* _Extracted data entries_

>>>>>

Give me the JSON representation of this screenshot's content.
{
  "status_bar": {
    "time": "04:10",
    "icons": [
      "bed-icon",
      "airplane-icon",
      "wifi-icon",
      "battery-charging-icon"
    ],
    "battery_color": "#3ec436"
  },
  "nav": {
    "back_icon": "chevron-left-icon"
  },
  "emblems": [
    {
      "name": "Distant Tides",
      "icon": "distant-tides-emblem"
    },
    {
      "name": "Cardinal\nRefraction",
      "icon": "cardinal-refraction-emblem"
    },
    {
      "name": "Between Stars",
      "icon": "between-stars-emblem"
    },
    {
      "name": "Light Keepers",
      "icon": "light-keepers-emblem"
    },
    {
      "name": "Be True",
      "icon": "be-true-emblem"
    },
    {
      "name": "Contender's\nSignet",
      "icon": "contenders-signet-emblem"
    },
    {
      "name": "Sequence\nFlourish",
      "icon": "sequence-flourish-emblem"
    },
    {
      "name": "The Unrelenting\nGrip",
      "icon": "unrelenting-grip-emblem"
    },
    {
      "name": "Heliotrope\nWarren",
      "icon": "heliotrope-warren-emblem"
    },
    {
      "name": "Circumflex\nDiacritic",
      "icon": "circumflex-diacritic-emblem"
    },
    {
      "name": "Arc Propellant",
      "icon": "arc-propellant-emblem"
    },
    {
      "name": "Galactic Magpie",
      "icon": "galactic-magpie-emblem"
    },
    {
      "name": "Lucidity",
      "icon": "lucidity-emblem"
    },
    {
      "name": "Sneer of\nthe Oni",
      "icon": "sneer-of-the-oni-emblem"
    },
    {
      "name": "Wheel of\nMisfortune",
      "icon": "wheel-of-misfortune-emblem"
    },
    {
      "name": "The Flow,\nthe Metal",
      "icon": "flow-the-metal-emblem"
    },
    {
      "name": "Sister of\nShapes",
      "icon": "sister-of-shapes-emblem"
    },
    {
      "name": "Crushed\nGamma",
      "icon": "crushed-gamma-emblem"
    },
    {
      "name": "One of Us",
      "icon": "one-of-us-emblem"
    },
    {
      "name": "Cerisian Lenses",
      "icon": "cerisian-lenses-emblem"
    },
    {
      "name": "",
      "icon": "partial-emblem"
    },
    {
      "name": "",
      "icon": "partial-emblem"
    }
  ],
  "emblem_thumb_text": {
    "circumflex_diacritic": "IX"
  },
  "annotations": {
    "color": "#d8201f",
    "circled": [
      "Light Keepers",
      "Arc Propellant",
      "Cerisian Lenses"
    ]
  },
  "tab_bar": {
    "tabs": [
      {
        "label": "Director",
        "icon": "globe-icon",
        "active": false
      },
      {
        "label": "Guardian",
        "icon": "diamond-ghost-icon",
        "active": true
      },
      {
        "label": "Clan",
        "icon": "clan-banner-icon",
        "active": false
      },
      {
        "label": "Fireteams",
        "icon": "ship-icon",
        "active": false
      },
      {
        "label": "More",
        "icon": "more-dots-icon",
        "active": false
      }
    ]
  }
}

<<<<<

* _Your instructions_
Generate an exact reproduction of all entries.

* _Final result_
Give me the JSON representation of this screenshot's content.
{
  "status_bar": {
    "time": "04:10",
    "icons": [
      "bed-icon",
      "airplane-icon",
      "wifi-icon",
      "battery-charging-icon"
    ],
    "battery_color": "#3ec436"
  },
  "nav": {
    "back_icon": "chevron-left-icon"
  },
  "emblems": [
    {
      "name": "Distant Tides",
      "icon": "distant-tides-emblem"
    },
    {
      "name": "Cardinal\nRefraction",
      "icon": "cardinal-refraction-emblem"
    },
    {
      "name": "Between Stars",
      "icon": "between-stars-emblem"
    },
    {
      "name": "Light Keepers",
      "icon": "light-keepers-emblem"
    },
    {
      "name": "Be True",
      "icon": "be-true-emblem"
    },
    {
      "name": "Contender's\nSignet",
      "icon": "contenders-signet-emblem"
    },
    {
      "name": "Sequence\nFlourish",
      "icon": "sequence-flourish-emblem"
    },
    {
      "name": "The Unrelenting\nGrip",
      "icon": "unrelenting-grip-emblem"
    },
    {
      "name": "Heliotrope\nWarren",
      "icon": "heliotrope-warren-emblem"
    },
    {
      "name": "Circumflex\nDiacritic",
      "icon": "circumflex-diacritic-emblem"
    },
    {
      "name": "Arc Propellant",
      "icon": "arc-propellant-emblem"
    },
    {
      "name": "Galactic Magpie",
      "icon": "galactic-magpie-emblem"
    },
    {
      "name": "Lucidity",
      "icon": "lucidity-emblem"
    },
    {
      "name": "Sneer of\nthe Oni",
      "icon": "sneer-of-the-oni-emblem"
    },
    {
      "name": "Wheel of\nMisfortune",
      "icon": "wheel-of-misfortune-emblem"
    },
    {
      "name": "The Flow,\nthe Metal",
      "icon": "flow-the-metal-emblem"
    },
    {
      "name": "Sister of\nShapes",
      "icon": "sister-of-shapes-emblem"
    },
    {
      "name": "Crushed\nGamma",
      "icon": "crushed-gamma-emblem"
    },
    {
      "name": "One of Us",
      "icon": "one-of-us-emblem"
    },
    {
      "name": "Cerisian Lenses",
      "icon": "cerisian-lenses-emblem"
    },
    {
      "name": "",
      "icon": "partial-emblem"
    },
    {
      "name": "",
      "icon": "partial-emblem"
    }
  ],
  "emblem_thumb_text": {
    "circumflex_diacritic": "IX"
  },
  "annotations": {
    "color": "#d8201f",
    "circled": [
      "Light Keepers",
      "Arc Propellant",
      "Cerisian Lenses"
    ]
  },
  "tab_bar": {
    "tabs": [
      {
        "label": "Director",
        "icon": "globe-icon",
        "active": false
      },
      {
        "label": "Guardian",
        "icon": "diamond-ghost-icon",
        "active": true
      },
      {
        "label": "Clan",
        "icon": "clan-banner-icon",
        "active": false
      },
      {
        "label": "Fireteams",
        "icon": "ship-icon",
        "active": false
      },
      {
        "label": "More",
        "icon": "more-dots-icon",
        "active": false
      }
    ]
  }
}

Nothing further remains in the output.